- WRITTEN TASK
Arrange the lines from the one with "- category-label: Донецька: [693, 104, 763, 123]" to the one with "- value-label: 0,275: [524, 52, 562, 71]", both included, as a Markdown table with columns Row and Line. Number each row and omit blank lines.

┄┄┄┄┄┄

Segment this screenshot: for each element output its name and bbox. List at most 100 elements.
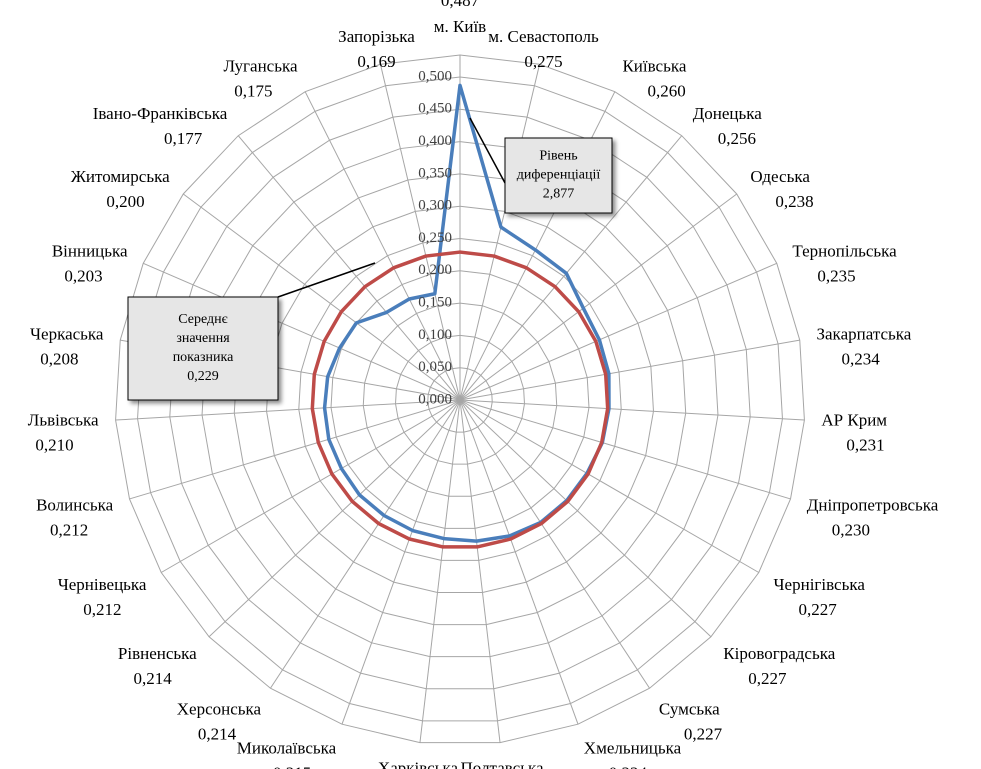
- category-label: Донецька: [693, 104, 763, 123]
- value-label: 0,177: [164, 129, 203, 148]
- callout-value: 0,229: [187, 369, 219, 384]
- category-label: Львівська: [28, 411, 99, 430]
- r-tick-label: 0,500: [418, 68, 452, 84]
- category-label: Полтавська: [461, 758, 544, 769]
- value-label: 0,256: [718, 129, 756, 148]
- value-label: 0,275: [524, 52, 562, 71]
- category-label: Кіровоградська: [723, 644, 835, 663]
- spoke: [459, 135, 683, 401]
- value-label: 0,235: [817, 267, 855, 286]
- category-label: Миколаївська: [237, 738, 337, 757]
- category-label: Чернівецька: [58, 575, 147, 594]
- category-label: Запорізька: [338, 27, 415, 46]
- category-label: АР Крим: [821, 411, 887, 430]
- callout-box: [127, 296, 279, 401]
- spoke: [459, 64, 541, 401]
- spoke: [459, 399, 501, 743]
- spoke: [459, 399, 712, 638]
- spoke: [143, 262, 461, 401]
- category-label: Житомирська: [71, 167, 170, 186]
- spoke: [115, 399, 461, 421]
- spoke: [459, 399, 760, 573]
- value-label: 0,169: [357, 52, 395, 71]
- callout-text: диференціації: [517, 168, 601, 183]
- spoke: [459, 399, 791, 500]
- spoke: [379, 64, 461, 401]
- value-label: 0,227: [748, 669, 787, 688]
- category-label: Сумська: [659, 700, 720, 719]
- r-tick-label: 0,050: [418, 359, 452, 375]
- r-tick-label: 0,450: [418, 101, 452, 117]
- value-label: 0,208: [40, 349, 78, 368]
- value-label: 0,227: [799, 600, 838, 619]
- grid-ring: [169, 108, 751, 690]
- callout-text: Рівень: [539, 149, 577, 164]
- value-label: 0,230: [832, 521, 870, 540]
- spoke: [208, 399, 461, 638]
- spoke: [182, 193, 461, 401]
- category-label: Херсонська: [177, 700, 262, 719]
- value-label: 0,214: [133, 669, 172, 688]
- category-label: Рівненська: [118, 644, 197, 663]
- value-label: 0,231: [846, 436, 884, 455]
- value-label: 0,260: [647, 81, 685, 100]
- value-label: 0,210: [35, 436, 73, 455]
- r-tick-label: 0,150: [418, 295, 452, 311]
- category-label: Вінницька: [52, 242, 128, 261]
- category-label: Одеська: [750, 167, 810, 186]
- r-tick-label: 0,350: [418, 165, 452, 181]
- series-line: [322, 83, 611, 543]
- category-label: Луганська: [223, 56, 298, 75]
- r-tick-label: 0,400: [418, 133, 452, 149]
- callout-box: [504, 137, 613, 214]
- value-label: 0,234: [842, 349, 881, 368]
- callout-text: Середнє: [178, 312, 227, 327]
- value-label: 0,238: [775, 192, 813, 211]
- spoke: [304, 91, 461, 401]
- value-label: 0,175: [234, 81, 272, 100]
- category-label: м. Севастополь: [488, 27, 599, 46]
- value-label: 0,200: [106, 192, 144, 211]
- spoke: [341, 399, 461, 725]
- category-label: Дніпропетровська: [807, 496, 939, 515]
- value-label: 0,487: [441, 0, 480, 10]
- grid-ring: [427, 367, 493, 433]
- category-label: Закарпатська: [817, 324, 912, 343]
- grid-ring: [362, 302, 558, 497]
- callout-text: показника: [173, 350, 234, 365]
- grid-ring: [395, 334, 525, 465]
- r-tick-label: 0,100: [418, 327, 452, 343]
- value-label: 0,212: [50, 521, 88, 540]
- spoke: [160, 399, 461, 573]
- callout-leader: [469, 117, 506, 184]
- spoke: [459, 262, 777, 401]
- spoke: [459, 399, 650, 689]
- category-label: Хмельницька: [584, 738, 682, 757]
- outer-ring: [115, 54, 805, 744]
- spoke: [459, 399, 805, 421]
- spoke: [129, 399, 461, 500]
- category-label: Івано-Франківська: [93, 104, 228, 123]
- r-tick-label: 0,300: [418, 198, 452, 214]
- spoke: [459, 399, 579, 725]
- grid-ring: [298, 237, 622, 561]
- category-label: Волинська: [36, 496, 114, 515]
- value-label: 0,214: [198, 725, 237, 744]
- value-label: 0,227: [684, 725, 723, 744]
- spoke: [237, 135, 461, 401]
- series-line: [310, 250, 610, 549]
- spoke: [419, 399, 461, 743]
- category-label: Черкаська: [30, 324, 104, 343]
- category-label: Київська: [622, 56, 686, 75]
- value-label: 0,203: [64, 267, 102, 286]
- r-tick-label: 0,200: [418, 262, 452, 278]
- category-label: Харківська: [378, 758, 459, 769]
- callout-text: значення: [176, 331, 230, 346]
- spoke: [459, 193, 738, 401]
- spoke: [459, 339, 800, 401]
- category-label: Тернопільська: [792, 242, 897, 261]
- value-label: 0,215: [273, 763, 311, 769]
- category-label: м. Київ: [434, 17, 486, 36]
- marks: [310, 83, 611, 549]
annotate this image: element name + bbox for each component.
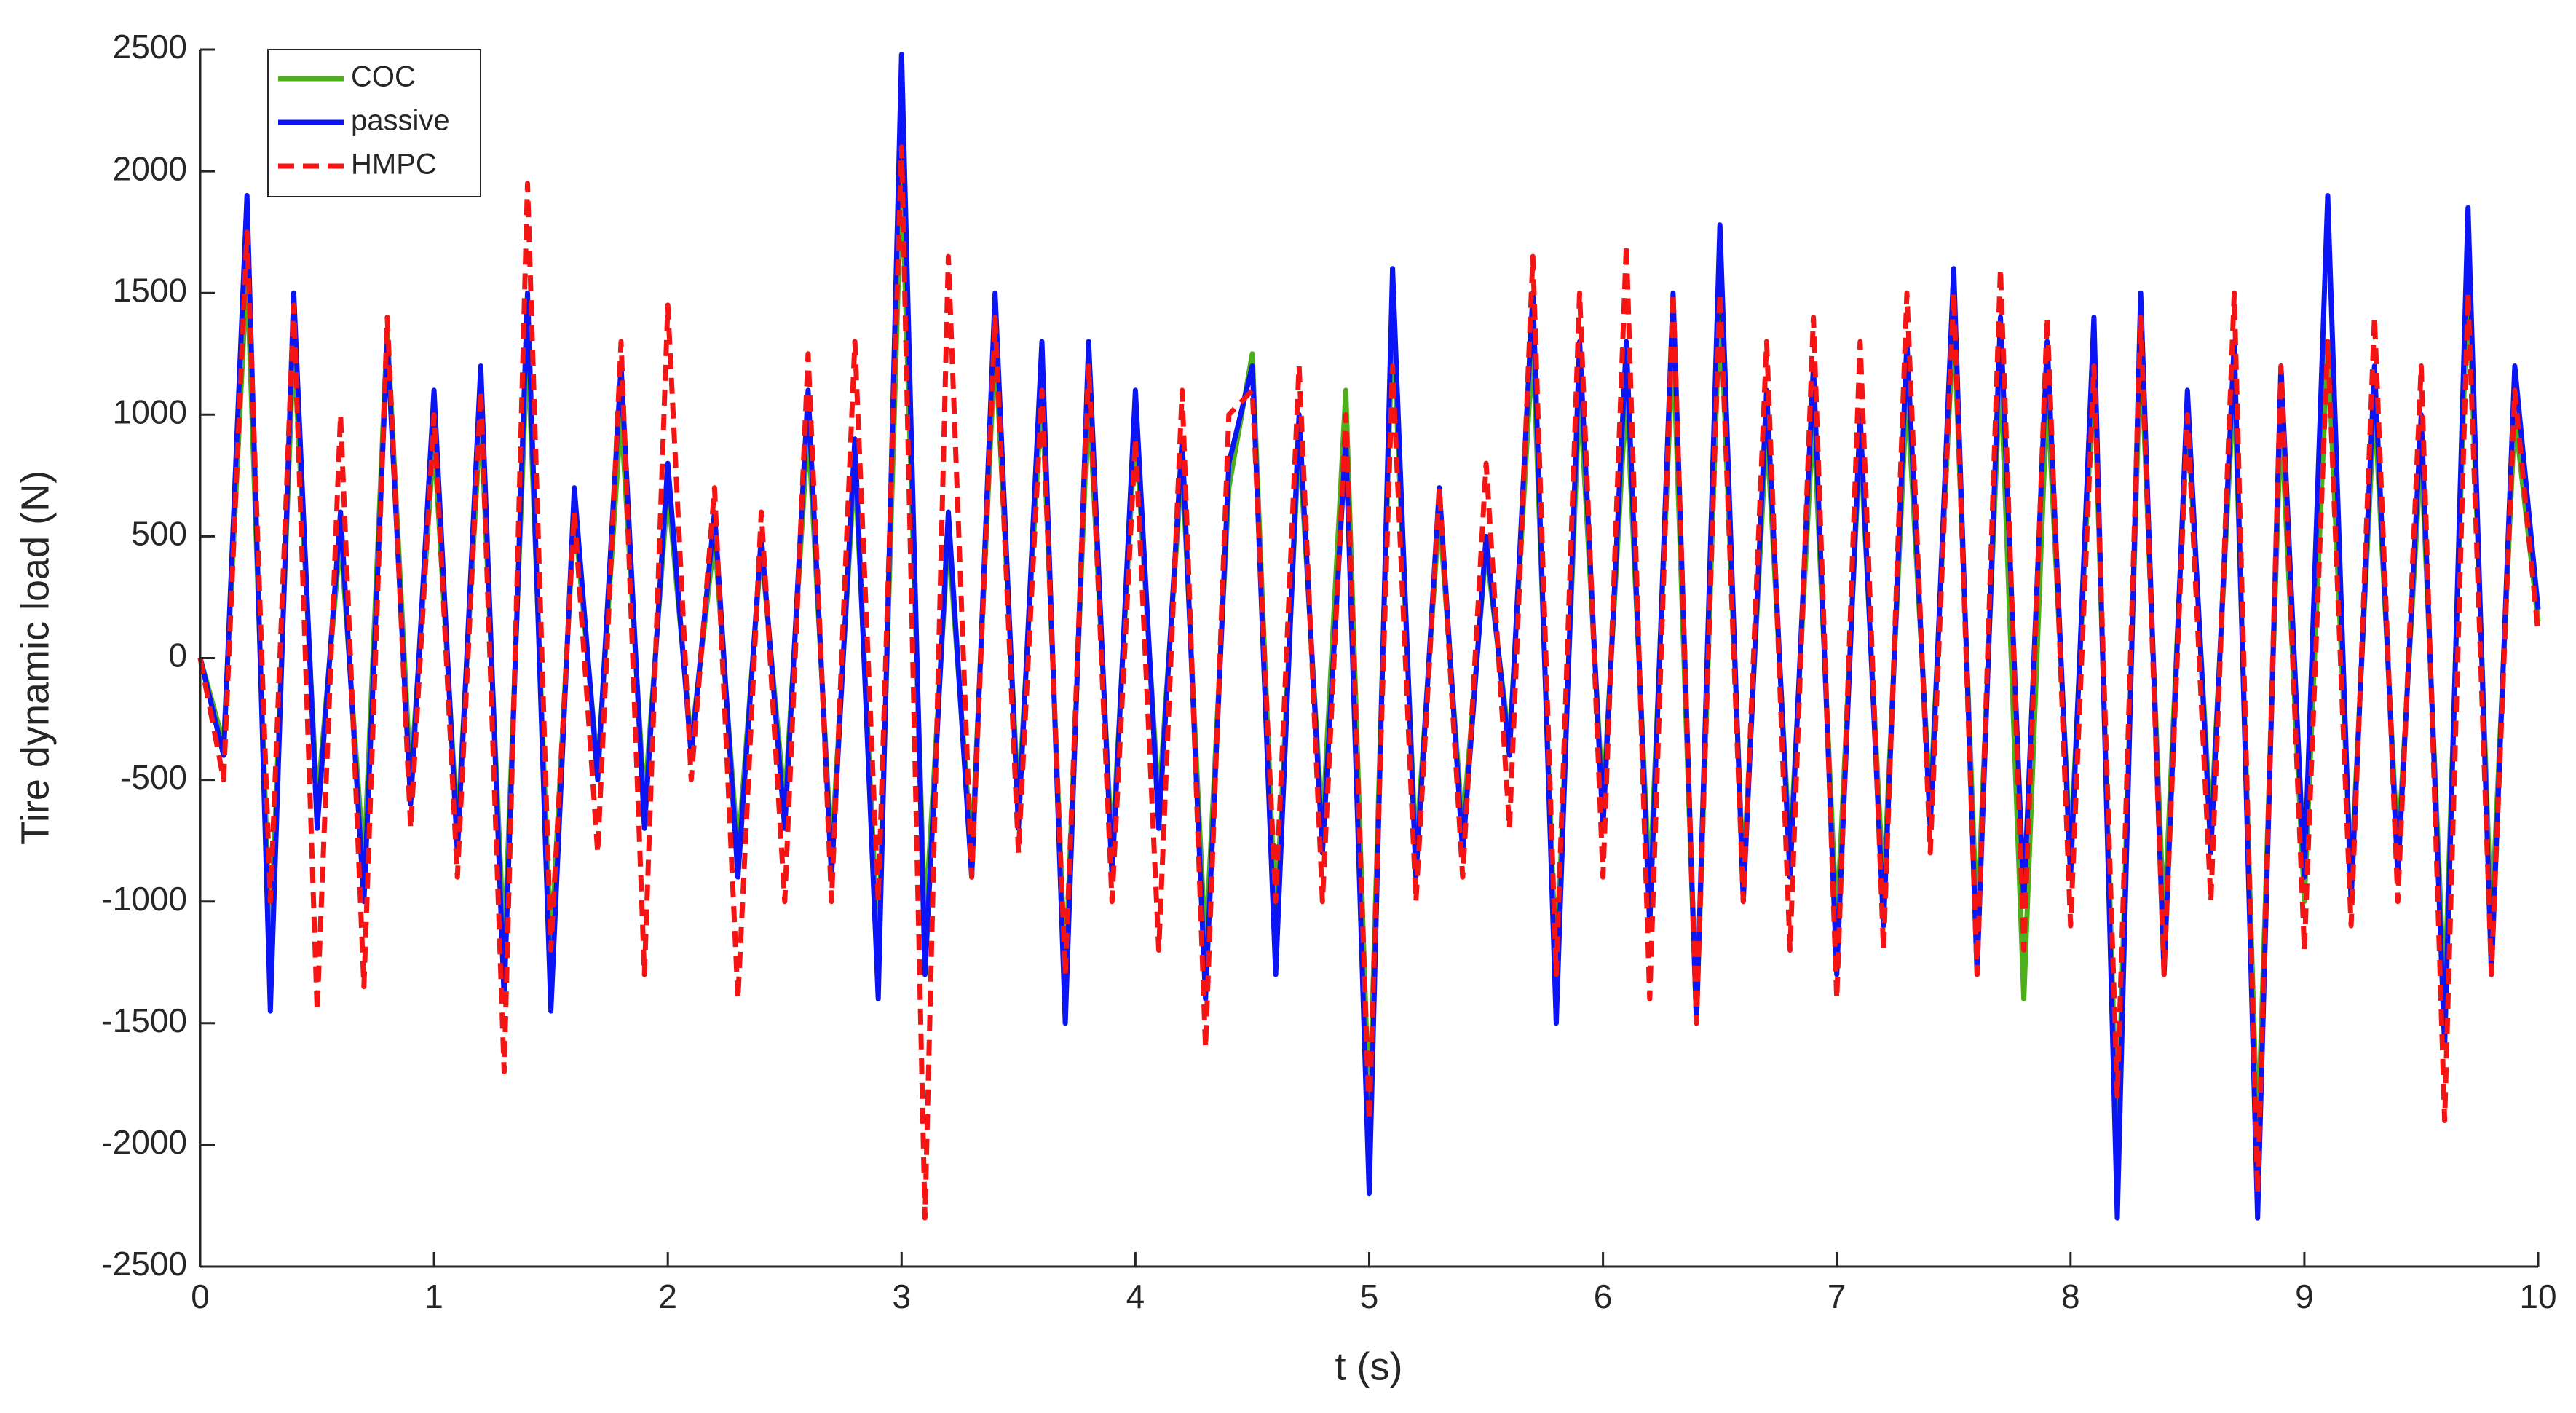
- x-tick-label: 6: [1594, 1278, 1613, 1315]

┄┄┄┄┄┄

- EXERCISE ANSWER
| Row | Line |
|---|---|
| 1 | - category-label: Донецька: [693, 104, 763, 123] |
| 2 | - value-label: 0,177: [164, 129, 203, 148] |
| 3 | - callout-value: 0,229: [187, 369, 219, 384] |
| 4 | - category-label: Львівська: [28, 411, 99, 430] |
| 5 | - r-tick-label: 0,500: [418, 68, 452, 84] |
| 6 | - category-label: Полтавська: [461, 758, 544, 769] |
| 7 | - value-label: 0,256: [718, 129, 756, 148] |
| 8 | - value-label: 0,275: [524, 52, 562, 71] |